— Start Data extract —

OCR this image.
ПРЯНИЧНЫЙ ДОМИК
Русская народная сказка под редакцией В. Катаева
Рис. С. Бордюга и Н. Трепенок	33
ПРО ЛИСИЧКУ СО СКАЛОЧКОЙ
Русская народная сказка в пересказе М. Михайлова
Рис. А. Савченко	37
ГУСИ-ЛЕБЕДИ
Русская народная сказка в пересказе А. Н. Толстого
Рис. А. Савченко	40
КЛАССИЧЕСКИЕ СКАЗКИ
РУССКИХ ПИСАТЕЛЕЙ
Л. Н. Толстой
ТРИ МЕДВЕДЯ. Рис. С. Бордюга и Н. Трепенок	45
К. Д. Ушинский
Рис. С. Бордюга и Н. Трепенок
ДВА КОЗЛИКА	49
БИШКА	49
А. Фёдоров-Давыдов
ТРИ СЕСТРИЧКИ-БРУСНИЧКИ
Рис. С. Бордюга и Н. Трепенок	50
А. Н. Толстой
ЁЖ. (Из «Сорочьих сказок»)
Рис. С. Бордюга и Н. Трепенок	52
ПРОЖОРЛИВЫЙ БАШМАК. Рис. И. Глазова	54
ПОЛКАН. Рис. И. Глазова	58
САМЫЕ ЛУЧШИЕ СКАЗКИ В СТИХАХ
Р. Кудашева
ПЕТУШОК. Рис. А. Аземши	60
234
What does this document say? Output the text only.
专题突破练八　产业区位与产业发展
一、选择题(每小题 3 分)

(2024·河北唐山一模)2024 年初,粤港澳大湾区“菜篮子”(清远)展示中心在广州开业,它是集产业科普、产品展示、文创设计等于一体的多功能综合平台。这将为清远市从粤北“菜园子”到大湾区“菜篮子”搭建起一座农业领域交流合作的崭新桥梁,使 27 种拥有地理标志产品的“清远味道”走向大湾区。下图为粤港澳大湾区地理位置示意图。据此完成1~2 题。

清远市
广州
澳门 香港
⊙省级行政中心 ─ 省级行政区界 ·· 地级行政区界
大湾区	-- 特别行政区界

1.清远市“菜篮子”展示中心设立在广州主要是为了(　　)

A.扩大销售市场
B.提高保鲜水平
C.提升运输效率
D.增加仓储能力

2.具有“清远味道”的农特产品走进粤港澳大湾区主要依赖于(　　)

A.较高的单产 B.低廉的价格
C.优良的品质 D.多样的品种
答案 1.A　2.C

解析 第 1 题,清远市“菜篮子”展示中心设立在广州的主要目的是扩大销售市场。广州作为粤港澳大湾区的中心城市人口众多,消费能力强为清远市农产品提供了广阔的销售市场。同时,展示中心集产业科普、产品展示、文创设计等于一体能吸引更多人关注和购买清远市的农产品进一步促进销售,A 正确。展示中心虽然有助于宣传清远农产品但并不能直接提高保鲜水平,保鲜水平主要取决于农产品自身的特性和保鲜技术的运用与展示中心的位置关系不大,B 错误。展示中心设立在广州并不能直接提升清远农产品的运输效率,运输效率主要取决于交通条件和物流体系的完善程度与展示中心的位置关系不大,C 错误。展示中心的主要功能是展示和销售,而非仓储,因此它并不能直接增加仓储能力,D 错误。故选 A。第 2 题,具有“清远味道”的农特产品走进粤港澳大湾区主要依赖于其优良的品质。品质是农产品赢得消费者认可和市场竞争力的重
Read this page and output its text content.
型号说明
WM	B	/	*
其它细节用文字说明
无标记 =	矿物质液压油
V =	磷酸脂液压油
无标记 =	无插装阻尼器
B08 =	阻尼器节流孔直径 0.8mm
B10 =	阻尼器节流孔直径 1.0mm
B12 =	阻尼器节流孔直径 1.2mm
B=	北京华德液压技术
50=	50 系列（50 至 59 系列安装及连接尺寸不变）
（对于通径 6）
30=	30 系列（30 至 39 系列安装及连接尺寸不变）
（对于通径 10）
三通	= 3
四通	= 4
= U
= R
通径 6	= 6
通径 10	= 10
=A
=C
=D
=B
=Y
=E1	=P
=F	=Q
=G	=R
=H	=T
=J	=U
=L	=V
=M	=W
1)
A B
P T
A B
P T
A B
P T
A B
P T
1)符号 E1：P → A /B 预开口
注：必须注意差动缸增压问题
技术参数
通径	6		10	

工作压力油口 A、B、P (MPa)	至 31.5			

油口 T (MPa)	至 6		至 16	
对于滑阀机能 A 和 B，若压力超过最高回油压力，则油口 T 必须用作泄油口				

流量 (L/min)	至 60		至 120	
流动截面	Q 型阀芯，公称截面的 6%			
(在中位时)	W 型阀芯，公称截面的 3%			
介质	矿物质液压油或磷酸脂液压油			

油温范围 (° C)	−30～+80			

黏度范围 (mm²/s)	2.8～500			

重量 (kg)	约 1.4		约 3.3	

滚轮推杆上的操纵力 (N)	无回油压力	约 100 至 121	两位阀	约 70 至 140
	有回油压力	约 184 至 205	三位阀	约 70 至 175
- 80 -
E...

— End Data extract —

### What the exercise asks
Where a line above holds the string "Русская", show that line.

### Answer to this exercise
Русская народная сказка под редакцией В. Катаева
Русская народная сказка в пересказе М. Михайлова
Русская народная сказка в пересказе А. Н. Толстого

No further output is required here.